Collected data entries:
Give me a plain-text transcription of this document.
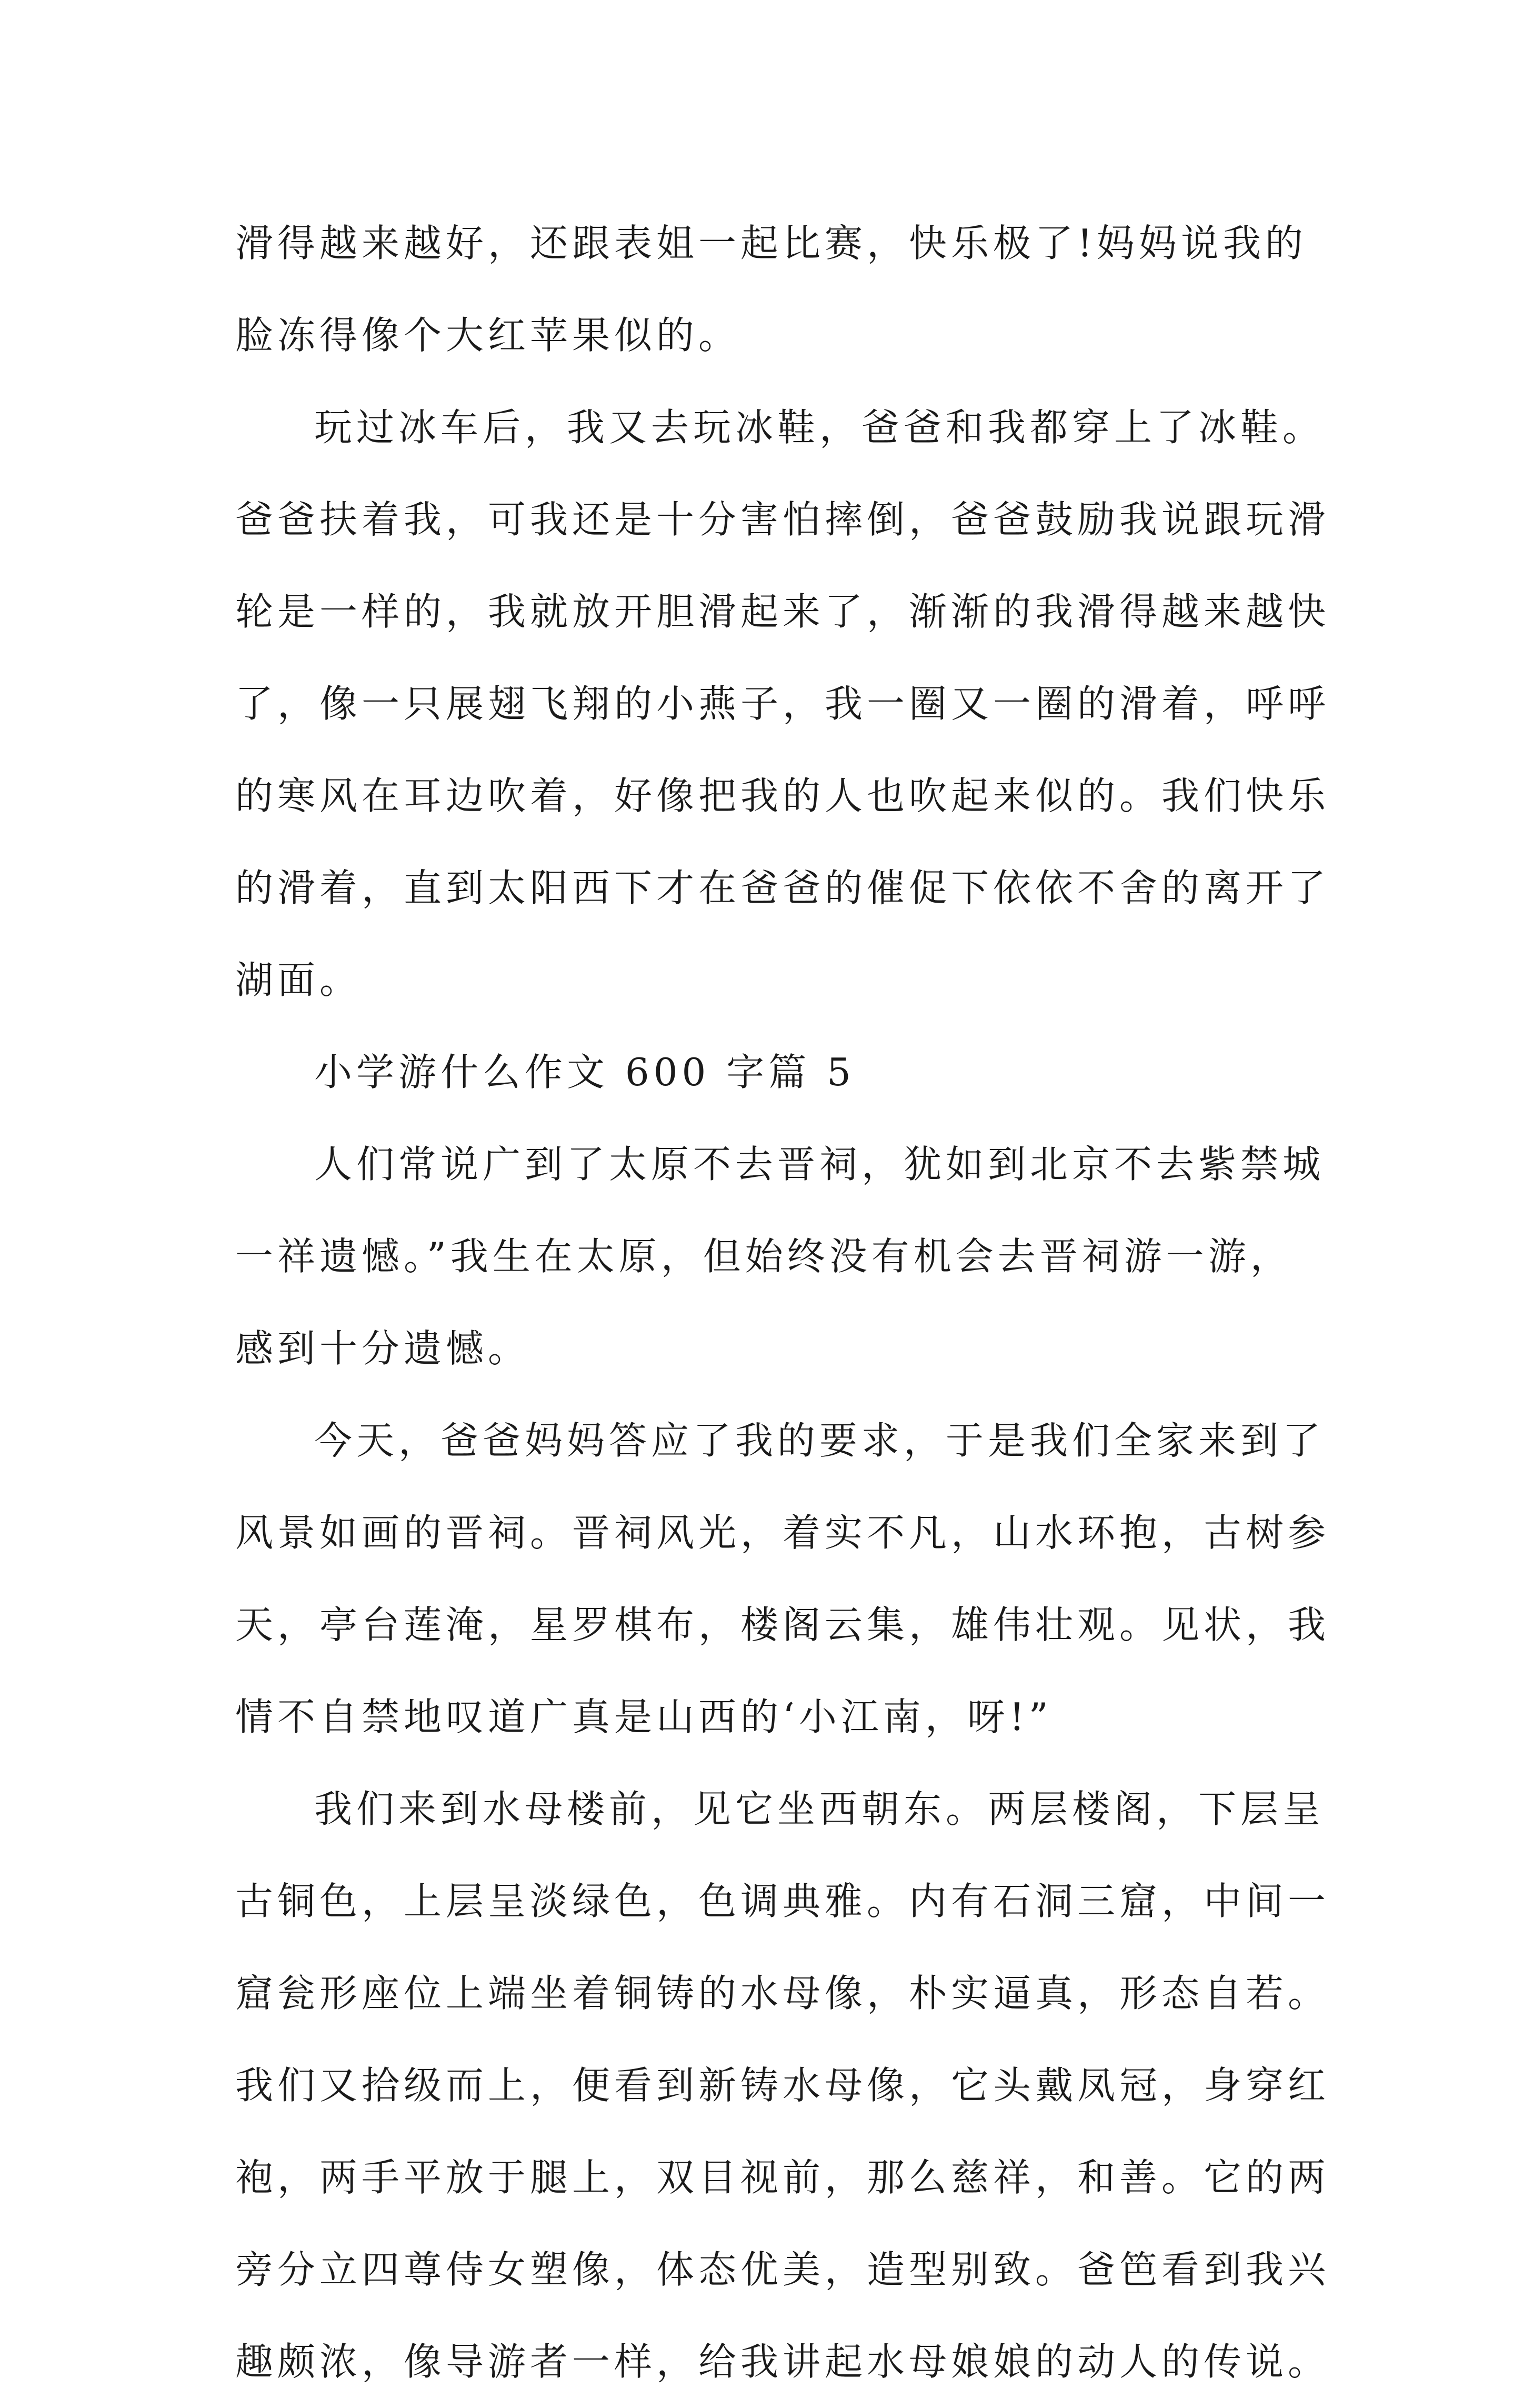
滑得越来越好，还跟表姐一起比赛，快乐极了!妈妈说我的
脸冻得像个大红苹果似的。
玩过冰车后，我又去玩冰鞋，爸爸和我都穿上了冰鞋。
爸爸扶着我，可我还是十分害怕摔倒，爸爸鼓励我说跟玩滑
轮是一样的，我就放开胆滑起来了，渐渐的我滑得越来越快
了，像一只展翅飞翔的小燕子，我一圈又一圈的滑着，呼呼
的寒风在耳边吹着，好像把我的人也吹起来似的。我们快乐
的滑着，直到太阳西下才在爸爸的催促下依依不舍的离开了
湖面。
小学游什么作文 600 字篇 5
人们常说广到了太原不去晋祠，犹如到北京不去紫禁城
一祥遗憾。”我生在太原，但始终没有机会去晋祠游一游，
感到十分遗憾。
今天，爸爸妈妈答应了我的要求，于是我们全家来到了
风景如画的晋祠。晋祠风光，着实不凡，山水环抱，古树参
天，亭台莲淹，星罗棋布，楼阁云集，雄伟壮观。见状，我
情不自禁地叹道广真是山西的‘小江南，呀!”
我们来到水母楼前，见它坐西朝东。两层楼阁，下层呈
古铜色，上层呈淡绿色，色调典雅。内有石洞三窟，中间一
窟瓮形座位上端坐着铜铸的水母像，朴实逼真，形态自若。
我们又拾级而上，便看到新铸水母像，它头戴凤冠，身穿红
袍，两手平放于腿上，双目视前，那么慈祥，和善。它的两
旁分立四尊侍女塑像，体态优美，造型别致。爸笆看到我兴
趣颇浓，像导游者一样，给我讲起水母娘娘的动人的传说。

=== Written exercise ===
Restate each of the entries above word for word and skip every image.

=== Exercise answer ===
Give me a plain-text transcription of this document.
滑得越来越好，还跟表姐一起比赛，快乐极了!妈妈说我的
脸冻得像个大红苹果似的。
玩过冰车后，我又去玩冰鞋，爸爸和我都穿上了冰鞋。
爸爸扶着我，可我还是十分害怕摔倒，爸爸鼓励我说跟玩滑
轮是一样的，我就放开胆滑起来了，渐渐的我滑得越来越快
了，像一只展翅飞翔的小燕子，我一圈又一圈的滑着，呼呼
的寒风在耳边吹着，好像把我的人也吹起来似的。我们快乐
的滑着，直到太阳西下才在爸爸的催促下依依不舍的离开了
湖面。
小学游什么作文 600 字篇 5
人们常说广到了太原不去晋祠，犹如到北京不去紫禁城
一祥遗憾。”我生在太原，但始终没有机会去晋祠游一游，
感到十分遗憾。
今天，爸爸妈妈答应了我的要求，于是我们全家来到了
风景如画的晋祠。晋祠风光，着实不凡，山水环抱，古树参
天，亭台莲淹，星罗棋布，楼阁云集，雄伟壮观。见状，我
情不自禁地叹道广真是山西的‘小江南，呀!”
我们来到水母楼前，见它坐西朝东。两层楼阁，下层呈
古铜色，上层呈淡绿色，色调典雅。内有石洞三窟，中间一
窟瓮形座位上端坐着铜铸的水母像，朴实逼真，形态自若。
我们又拾级而上，便看到新铸水母像，它头戴凤冠，身穿红
袍，两手平放于腿上，双目视前，那么慈祥，和善。它的两
旁分立四尊侍女塑像，体态优美，造型别致。爸笆看到我兴
趣颇浓，像导游者一样，给我讲起水母娘娘的动人的传说。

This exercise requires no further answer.